SUPPLIED DATA =>
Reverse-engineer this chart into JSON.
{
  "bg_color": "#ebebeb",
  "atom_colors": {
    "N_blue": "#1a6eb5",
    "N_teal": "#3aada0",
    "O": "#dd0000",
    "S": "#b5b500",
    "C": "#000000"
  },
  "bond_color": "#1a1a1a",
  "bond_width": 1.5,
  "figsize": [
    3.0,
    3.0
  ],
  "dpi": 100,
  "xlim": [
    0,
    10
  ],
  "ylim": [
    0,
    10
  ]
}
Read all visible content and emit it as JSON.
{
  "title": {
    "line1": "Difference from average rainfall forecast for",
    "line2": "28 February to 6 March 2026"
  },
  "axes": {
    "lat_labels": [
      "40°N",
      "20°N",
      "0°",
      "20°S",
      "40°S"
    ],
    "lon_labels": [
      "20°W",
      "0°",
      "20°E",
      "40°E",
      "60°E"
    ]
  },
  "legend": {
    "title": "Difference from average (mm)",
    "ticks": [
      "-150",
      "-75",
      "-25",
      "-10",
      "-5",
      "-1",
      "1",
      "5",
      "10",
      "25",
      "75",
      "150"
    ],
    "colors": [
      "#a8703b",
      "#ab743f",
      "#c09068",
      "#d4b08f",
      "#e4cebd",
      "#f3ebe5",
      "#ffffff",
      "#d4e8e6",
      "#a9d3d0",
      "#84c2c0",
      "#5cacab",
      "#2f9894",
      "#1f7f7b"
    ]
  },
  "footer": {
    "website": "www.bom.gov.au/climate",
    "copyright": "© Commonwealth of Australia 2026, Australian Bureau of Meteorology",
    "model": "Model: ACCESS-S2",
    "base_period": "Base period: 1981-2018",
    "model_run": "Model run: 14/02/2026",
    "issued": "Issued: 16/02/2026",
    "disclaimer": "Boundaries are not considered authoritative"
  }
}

WHAT TO DO => Every entry above needs to be quoted exactly.

RESPONSE TO THE TASK =>
Reverse-engineer this chart into JSON.
{
  "bg_color": "#ebebeb",
  "atom_colors": {
    "N_blue": "#1a6eb5",
    "N_teal": "#3aada0",
    "O": "#dd0000",
    "S": "#b5b500",
    "C": "#000000"
  },
  "bond_color": "#1a1a1a",
  "bond_width": 1.5,
  "figsize": [
    3.0,
    3.0
  ],
  "dpi": 100,
  "xlim": [
    0,
    10
  ],
  "ylim": [
    0,
    10
  ]
}
Read all visible content and emit it as JSON.
{
  "title": {
    "line1": "Difference from average rainfall forecast for",
    "line2": "28 February to 6 March 2026"
  },
  "axes": {
    "lat_labels": [
      "40°N",
      "20°N",
      "0°",
      "20°S",
      "40°S"
    ],
    "lon_labels": [
      "20°W",
      "0°",
      "20°E",
      "40°E",
      "60°E"
    ]
  },
  "legend": {
    "title": "Difference from average (mm)",
    "ticks": [
      "-150",
      "-75",
      "-25",
      "-10",
      "-5",
      "-1",
      "1",
      "5",
      "10",
      "25",
      "75",
      "150"
    ],
    "colors": [
      "#a8703b",
      "#ab743f",
      "#c09068",
      "#d4b08f",
      "#e4cebd",
      "#f3ebe5",
      "#ffffff",
      "#d4e8e6",
      "#a9d3d0",
      "#84c2c0",
      "#5cacab",
      "#2f9894",
      "#1f7f7b"
    ]
  },
  "footer": {
    "website": "www.bom.gov.au/climate",
    "copyright": "© Commonwealth of Australia 2026, Australian Bureau of Meteorology",
    "model": "Model: ACCESS-S2",
    "base_period": "Base period: 1981-2018",
    "model_run": "Model run: 14/02/2026",
    "issued": "Issued: 16/02/2026",
    "disclaimer": "Boundaries are not considered authoritative"
  }
}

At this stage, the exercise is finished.